[Begin Data extract]
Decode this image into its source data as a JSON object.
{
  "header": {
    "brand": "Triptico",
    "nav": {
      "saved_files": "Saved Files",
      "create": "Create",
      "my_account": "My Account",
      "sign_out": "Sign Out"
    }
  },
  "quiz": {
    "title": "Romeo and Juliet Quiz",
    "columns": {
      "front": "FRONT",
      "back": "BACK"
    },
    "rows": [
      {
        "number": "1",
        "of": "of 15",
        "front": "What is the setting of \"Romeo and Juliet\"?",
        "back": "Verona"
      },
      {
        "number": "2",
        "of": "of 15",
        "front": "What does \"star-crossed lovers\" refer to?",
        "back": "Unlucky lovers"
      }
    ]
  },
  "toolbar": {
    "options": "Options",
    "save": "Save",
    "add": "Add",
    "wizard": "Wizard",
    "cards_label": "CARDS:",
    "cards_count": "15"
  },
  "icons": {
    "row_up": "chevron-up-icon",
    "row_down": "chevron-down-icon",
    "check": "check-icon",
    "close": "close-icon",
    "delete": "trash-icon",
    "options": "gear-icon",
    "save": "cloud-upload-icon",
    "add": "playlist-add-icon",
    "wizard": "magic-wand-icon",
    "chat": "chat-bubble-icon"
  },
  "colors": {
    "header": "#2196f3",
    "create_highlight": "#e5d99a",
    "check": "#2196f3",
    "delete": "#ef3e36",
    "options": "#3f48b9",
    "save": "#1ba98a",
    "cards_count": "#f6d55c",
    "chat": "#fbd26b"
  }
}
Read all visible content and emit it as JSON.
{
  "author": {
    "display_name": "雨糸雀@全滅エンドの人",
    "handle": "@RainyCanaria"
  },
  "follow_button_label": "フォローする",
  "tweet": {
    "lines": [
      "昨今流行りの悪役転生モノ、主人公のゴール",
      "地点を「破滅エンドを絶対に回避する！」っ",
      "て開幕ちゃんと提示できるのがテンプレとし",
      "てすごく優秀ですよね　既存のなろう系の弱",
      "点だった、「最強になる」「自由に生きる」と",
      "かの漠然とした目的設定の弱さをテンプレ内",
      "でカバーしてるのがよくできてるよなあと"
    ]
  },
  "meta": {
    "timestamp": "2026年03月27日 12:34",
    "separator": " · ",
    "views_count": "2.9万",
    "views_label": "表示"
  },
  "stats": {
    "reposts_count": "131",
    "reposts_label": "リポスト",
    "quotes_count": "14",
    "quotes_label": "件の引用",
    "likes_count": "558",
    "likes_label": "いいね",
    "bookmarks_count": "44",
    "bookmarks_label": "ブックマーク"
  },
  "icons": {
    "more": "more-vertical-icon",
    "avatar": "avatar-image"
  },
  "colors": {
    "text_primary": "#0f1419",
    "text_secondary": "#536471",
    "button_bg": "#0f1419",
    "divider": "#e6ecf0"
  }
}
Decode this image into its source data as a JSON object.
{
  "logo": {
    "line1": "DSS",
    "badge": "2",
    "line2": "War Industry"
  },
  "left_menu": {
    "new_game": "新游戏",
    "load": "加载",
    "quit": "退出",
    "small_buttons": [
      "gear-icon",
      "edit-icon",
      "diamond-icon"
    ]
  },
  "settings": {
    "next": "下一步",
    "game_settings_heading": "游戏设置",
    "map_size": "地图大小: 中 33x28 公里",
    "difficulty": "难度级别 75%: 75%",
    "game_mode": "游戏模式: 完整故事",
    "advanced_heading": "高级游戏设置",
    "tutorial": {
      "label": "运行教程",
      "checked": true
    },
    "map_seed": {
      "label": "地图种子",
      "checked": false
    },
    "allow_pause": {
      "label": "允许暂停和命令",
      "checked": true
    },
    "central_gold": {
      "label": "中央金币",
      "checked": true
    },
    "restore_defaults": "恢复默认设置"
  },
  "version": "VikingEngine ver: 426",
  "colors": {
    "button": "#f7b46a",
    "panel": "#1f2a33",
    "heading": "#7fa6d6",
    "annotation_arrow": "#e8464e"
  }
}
[End Data extract]
**What the task asks**
Every record shown above must be echoed exactly.

**Solution to the exercise**
Decode this image into its source data as a JSON object.
{
  "header": {
    "brand": "Triptico",
    "nav": {
      "saved_files": "Saved Files",
      "create": "Create",
      "my_account": "My Account",
      "sign_out": "Sign Out"
    }
  },
  "quiz": {
    "title": "Romeo and Juliet Quiz",
    "columns": {
      "front": "FRONT",
      "back": "BACK"
    },
    "rows": [
      {
        "number": "1",
        "of": "of 15",
        "front": "What is the setting of \"Romeo and Juliet\"?",
        "back": "Verona"
      },
      {
        "number": "2",
        "of": "of 15",
        "front": "What does \"star-crossed lovers\" refer to?",
        "back": "Unlucky lovers"
      }
    ]
  },
  "toolbar": {
    "options": "Options",
    "save": "Save",
    "add": "Add",
    "wizard": "Wizard",
    "cards_label": "CARDS:",
    "cards_count": "15"
  },
  "icons": {
    "row_up": "chevron-up-icon",
    "row_down": "chevron-down-icon",
    "check": "check-icon",
    "close": "close-icon",
    "delete": "trash-icon",
    "options": "gear-icon",
    "save": "cloud-upload-icon",
    "add": "playlist-add-icon",
    "wizard": "magic-wand-icon",
    "chat": "chat-bubble-icon"
  },
  "colors": {
    "header": "#2196f3",
    "create_highlight": "#e5d99a",
    "check": "#2196f3",
    "delete": "#ef3e36",
    "options": "#3f48b9",
    "save": "#1ba98a",
    "cards_count": "#f6d55c",
    "chat": "#fbd26b"
  }
}
Read all visible content and emit it as JSON.
{
  "author": {
    "display_name": "雨糸雀@全滅エンドの人",
    "handle": "@RainyCanaria"
  },
  "follow_button_label": "フォローする",
  "tweet": {
    "lines": [
      "昨今流行りの悪役転生モノ、主人公のゴール",
      "地点を「破滅エンドを絶対に回避する！」っ",
      "て開幕ちゃんと提示できるのがテンプレとし",
      "てすごく優秀ですよね　既存のなろう系の弱",
      "点だった、「最強になる」「自由に生きる」と",
      "かの漠然とした目的設定の弱さをテンプレ内",
      "でカバーしてるのがよくできてるよなあと"
    ]
  },
  "meta": {
    "timestamp": "2026年03月27日 12:34",
    "separator": " · ",
    "views_count": "2.9万",
    "views_label": "表示"
  },
  "stats": {
    "reposts_count": "131",
    "reposts_label": "リポスト",
    "quotes_count": "14",
    "quotes_label": "件の引用",
    "likes_count": "558",
    "likes_label": "いいね",
    "bookmarks_count": "44",
    "bookmarks_label": "ブックマーク"
  },
  "icons": {
    "more": "more-vertical-icon",
    "avatar": "avatar-image"
  },
  "colors": {
    "text_primary": "#0f1419",
    "text_secondary": "#536471",
    "button_bg": "#0f1419",
    "divider": "#e6ecf0"
  }
}
Decode this image into its source data as a JSON object.
{
  "logo": {
    "line1": "DSS",
    "badge": "2",
    "line2": "War Industry"
  },
  "left_menu": {
    "new_game": "新游戏",
    "load": "加载",
    "quit": "退出",
    "small_buttons": [
      "gear-icon",
      "edit-icon",
      "diamond-icon"
    ]
  },
  "settings": {
    "next": "下一步",
    "game_settings_heading": "游戏设置",
    "map_size": "地图大小: 中 33x28 公里",
    "difficulty": "难度级别 75%: 75%",
    "game_mode": "游戏模式: 完整故事",
    "advanced_heading": "高级游戏设置",
    "tutorial": {
      "label": "运行教程",
      "checked": true
    },
    "map_seed": {
      "label": "地图种子",
      "checked": false
    },
    "allow_pause": {
      "label": "允许暂停和命令",
      "checked": true
    },
    "central_gold": {
      "label": "中央金币",
      "checked": true
    },
    "restore_defaults": "恢复默认设置"
  },
  "version": "VikingEngine ver: 426",
  "colors": {
    "button": "#f7b46a",
    "panel": "#1f2a33",
    "heading": "#7fa6d6",
    "annotation_arrow": "#e8464e"
  }
}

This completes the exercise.